* CHALLENGE: Search the material below for the string "covered" and extract each line that has it.
─── DATA EXTRACT
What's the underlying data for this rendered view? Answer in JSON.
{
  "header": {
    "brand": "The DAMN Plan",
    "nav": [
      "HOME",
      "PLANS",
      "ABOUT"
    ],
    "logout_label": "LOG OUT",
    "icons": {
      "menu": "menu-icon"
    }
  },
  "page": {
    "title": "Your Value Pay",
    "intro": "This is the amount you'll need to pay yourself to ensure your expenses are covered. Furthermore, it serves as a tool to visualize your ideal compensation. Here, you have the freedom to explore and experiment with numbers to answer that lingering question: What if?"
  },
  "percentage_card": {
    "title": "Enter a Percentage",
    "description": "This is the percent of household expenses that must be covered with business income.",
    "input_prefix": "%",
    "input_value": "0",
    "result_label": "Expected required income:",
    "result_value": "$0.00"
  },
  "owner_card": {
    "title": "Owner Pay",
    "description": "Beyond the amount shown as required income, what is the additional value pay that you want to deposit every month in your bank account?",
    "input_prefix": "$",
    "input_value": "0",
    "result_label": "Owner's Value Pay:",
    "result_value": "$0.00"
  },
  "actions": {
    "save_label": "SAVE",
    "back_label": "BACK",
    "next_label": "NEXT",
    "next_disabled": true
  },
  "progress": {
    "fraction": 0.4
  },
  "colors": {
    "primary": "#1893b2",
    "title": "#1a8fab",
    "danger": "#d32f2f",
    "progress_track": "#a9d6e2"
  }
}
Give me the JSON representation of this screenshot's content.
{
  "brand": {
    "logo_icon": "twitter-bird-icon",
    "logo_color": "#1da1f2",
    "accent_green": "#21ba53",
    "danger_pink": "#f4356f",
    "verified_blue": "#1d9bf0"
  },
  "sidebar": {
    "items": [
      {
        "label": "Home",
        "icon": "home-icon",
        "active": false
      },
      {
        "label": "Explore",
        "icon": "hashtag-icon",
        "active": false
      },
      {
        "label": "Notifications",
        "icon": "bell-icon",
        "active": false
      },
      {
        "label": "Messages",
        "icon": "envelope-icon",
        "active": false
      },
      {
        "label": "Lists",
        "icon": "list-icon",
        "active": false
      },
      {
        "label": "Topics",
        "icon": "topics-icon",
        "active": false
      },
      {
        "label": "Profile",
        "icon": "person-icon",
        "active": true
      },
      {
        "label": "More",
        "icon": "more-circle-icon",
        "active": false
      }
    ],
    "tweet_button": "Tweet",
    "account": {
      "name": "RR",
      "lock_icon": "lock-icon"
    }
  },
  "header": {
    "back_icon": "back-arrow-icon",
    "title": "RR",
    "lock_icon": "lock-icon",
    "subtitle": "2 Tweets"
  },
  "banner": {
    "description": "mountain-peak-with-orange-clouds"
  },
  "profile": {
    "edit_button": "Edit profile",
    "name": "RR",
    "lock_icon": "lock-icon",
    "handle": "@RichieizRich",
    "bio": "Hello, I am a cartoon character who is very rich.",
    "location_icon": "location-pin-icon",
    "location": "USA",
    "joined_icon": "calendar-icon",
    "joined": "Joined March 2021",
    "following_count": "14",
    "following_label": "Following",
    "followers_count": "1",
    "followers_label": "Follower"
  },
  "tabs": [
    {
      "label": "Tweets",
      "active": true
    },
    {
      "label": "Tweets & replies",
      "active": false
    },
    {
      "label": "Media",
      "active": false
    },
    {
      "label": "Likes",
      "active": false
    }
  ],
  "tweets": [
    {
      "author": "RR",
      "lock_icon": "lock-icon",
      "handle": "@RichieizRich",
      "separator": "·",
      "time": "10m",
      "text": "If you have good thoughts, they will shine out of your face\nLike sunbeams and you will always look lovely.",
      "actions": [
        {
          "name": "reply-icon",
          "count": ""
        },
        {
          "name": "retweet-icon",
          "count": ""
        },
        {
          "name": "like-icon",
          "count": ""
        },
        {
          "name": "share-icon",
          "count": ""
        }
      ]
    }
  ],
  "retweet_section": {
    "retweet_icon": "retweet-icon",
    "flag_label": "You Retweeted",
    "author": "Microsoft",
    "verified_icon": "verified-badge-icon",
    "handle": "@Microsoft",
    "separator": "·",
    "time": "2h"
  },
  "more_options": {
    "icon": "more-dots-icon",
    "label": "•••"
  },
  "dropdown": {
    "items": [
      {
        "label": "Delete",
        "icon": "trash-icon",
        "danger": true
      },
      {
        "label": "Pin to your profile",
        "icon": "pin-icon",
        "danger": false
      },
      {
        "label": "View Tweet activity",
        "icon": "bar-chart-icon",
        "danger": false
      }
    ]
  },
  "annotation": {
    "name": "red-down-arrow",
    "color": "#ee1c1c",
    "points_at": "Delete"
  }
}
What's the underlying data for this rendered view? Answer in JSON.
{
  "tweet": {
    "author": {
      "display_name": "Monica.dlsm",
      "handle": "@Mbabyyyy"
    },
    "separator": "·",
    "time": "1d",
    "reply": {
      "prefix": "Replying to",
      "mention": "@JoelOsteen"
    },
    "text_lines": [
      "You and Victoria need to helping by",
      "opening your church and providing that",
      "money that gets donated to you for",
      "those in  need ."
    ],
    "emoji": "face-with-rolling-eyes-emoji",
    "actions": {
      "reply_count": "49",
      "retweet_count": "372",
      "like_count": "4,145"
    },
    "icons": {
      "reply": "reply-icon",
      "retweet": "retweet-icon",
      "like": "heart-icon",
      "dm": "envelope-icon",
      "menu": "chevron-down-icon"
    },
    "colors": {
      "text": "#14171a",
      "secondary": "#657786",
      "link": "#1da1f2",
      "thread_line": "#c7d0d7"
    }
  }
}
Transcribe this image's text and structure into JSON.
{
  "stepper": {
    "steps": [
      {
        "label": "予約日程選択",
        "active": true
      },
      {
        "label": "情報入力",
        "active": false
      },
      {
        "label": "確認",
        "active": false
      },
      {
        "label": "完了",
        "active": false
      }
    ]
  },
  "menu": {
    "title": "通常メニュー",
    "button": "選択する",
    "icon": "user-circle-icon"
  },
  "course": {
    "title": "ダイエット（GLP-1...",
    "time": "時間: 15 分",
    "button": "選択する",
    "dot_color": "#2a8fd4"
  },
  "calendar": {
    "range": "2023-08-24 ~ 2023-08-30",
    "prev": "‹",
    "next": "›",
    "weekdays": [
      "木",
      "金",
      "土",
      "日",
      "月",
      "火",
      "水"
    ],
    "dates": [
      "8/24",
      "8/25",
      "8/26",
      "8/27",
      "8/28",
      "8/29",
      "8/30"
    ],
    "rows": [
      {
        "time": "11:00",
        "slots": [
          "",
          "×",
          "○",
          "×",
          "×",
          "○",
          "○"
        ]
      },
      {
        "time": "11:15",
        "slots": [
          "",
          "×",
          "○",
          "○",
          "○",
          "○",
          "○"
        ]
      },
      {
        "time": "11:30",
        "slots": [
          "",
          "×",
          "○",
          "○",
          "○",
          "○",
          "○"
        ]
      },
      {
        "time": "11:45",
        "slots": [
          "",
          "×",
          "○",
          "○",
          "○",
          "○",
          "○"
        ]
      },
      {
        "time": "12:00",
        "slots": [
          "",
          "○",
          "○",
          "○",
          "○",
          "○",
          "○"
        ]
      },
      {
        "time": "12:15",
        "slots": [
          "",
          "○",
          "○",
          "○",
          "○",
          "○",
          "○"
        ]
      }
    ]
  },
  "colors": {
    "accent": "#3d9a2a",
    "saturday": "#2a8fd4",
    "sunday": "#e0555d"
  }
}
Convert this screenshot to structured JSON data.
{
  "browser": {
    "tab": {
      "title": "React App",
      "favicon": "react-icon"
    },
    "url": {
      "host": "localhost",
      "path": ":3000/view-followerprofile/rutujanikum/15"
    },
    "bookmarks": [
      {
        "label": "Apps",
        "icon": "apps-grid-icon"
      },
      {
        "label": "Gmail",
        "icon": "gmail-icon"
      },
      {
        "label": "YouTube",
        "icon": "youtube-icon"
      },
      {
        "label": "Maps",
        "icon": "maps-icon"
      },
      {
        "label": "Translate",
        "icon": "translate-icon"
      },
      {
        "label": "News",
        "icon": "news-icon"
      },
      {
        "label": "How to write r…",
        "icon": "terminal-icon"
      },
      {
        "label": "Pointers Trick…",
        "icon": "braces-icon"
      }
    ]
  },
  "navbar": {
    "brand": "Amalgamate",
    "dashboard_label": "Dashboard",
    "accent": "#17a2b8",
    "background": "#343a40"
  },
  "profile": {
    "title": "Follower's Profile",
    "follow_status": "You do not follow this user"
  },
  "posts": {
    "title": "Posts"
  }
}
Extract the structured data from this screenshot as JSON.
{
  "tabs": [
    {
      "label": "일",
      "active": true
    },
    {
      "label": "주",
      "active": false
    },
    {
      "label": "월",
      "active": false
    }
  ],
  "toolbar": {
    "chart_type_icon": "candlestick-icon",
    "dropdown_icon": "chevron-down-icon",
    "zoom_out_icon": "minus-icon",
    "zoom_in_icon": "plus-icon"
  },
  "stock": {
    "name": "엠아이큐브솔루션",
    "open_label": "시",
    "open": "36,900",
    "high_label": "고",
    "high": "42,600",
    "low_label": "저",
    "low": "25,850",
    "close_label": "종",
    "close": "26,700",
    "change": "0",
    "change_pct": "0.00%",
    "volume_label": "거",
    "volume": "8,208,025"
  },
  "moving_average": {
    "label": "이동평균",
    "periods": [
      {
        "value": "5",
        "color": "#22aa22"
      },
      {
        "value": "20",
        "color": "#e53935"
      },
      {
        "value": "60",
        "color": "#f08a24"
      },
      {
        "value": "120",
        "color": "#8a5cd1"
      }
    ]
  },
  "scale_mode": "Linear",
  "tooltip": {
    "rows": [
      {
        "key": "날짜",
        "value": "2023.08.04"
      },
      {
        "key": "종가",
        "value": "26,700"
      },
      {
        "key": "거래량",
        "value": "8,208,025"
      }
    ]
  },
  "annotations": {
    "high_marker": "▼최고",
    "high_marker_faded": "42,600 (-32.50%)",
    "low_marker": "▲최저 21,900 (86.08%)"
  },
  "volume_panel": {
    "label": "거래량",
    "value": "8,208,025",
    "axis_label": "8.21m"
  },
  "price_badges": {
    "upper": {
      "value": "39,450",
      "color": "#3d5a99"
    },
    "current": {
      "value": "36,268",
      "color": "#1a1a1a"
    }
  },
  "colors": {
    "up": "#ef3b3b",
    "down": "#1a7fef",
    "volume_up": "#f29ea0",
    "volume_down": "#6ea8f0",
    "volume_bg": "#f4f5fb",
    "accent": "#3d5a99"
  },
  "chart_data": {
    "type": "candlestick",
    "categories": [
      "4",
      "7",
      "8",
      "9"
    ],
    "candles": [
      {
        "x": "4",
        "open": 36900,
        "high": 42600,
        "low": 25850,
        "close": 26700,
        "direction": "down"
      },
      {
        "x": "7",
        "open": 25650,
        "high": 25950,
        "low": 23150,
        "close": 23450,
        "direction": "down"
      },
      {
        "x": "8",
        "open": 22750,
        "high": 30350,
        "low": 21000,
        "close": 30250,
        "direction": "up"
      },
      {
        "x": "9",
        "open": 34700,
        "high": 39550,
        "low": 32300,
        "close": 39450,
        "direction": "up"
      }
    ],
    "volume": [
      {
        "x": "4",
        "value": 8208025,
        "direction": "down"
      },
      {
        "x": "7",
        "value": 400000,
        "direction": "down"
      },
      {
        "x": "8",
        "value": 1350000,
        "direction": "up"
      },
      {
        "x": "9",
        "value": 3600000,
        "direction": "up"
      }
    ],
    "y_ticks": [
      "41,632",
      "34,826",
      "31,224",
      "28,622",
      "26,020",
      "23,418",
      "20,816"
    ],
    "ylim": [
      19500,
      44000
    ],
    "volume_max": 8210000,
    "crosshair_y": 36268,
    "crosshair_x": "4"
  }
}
──────
* REPLY TO THE TASK:
    "intro": "This is the amount you'll need to pay yourself to ensure your expenses are covered. Furthermore, it serves as a tool to visualize your ideal compensation. Here, you have the freedom to explore and experiment with numbers to answer that lingering question: What if?"
    "description": "This is the percent of household expenses that must be covered with business income.",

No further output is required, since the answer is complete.